→ **REQUIREMENTS**
From the entries below, copy out every line with "screenshot" in it.

(Extracted records)
++++++++++
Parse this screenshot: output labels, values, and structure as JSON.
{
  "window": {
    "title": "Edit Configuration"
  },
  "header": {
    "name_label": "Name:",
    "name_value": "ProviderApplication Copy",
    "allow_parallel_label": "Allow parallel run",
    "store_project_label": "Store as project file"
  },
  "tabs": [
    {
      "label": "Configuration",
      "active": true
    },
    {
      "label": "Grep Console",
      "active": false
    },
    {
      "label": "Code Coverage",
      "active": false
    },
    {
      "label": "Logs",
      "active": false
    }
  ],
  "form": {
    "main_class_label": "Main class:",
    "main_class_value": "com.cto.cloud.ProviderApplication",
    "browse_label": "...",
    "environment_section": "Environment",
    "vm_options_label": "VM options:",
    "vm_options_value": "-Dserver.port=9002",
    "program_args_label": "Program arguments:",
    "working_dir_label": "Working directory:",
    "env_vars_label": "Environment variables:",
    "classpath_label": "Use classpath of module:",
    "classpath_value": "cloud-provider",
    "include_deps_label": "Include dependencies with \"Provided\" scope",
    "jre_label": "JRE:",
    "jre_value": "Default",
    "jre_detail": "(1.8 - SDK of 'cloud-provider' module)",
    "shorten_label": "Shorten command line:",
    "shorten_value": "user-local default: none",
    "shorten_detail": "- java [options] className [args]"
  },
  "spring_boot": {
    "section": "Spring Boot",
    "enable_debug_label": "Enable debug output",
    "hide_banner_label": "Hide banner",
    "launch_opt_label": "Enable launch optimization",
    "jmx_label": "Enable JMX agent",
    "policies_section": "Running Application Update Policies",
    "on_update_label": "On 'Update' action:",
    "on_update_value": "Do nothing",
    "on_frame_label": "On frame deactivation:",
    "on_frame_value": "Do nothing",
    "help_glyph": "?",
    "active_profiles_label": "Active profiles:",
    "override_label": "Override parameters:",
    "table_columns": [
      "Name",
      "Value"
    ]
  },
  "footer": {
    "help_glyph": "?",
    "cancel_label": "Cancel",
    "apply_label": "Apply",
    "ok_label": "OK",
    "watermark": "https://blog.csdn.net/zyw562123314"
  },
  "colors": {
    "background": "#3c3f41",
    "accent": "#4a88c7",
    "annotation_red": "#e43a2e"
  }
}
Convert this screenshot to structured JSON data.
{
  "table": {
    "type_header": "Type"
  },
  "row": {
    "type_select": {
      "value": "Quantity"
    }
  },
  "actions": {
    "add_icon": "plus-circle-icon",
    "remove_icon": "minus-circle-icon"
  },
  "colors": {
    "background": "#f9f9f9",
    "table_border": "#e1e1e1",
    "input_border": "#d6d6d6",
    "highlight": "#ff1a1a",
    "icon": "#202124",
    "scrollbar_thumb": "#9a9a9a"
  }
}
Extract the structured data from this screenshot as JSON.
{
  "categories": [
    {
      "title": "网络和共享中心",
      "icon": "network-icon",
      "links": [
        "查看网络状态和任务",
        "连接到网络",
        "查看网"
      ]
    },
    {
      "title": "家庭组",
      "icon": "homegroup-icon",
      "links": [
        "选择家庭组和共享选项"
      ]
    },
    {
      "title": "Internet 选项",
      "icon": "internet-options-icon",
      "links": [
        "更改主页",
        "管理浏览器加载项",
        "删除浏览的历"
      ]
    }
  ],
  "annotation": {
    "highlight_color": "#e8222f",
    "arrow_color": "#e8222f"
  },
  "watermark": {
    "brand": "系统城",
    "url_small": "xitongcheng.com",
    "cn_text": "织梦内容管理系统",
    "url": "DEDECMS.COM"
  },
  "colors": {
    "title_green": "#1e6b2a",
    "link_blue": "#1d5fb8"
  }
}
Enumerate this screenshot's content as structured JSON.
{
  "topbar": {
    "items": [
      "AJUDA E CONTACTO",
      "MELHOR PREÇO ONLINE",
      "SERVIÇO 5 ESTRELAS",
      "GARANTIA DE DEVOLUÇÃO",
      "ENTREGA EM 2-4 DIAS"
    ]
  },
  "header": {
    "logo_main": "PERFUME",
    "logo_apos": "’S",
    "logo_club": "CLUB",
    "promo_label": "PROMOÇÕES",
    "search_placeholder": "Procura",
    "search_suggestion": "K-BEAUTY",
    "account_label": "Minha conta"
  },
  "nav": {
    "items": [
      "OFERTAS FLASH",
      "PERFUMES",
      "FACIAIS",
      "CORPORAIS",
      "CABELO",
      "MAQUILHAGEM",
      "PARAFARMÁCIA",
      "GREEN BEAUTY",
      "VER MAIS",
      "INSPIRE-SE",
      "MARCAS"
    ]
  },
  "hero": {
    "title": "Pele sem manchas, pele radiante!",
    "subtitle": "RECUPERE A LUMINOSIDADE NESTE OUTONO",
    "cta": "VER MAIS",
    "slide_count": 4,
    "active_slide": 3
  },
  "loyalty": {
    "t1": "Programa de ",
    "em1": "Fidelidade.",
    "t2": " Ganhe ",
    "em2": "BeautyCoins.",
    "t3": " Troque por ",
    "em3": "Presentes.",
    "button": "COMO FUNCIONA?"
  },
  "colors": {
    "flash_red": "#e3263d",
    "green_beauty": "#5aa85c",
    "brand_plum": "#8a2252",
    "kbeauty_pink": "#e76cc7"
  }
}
++++++++++
→ **REPLY**
Parse this screenshot: output labels, values, and structure as JSON.
Convert this screenshot to structured JSON data.
Extract the structured data from this screenshot as JSON.
Enumerate this screenshot's content as structured JSON.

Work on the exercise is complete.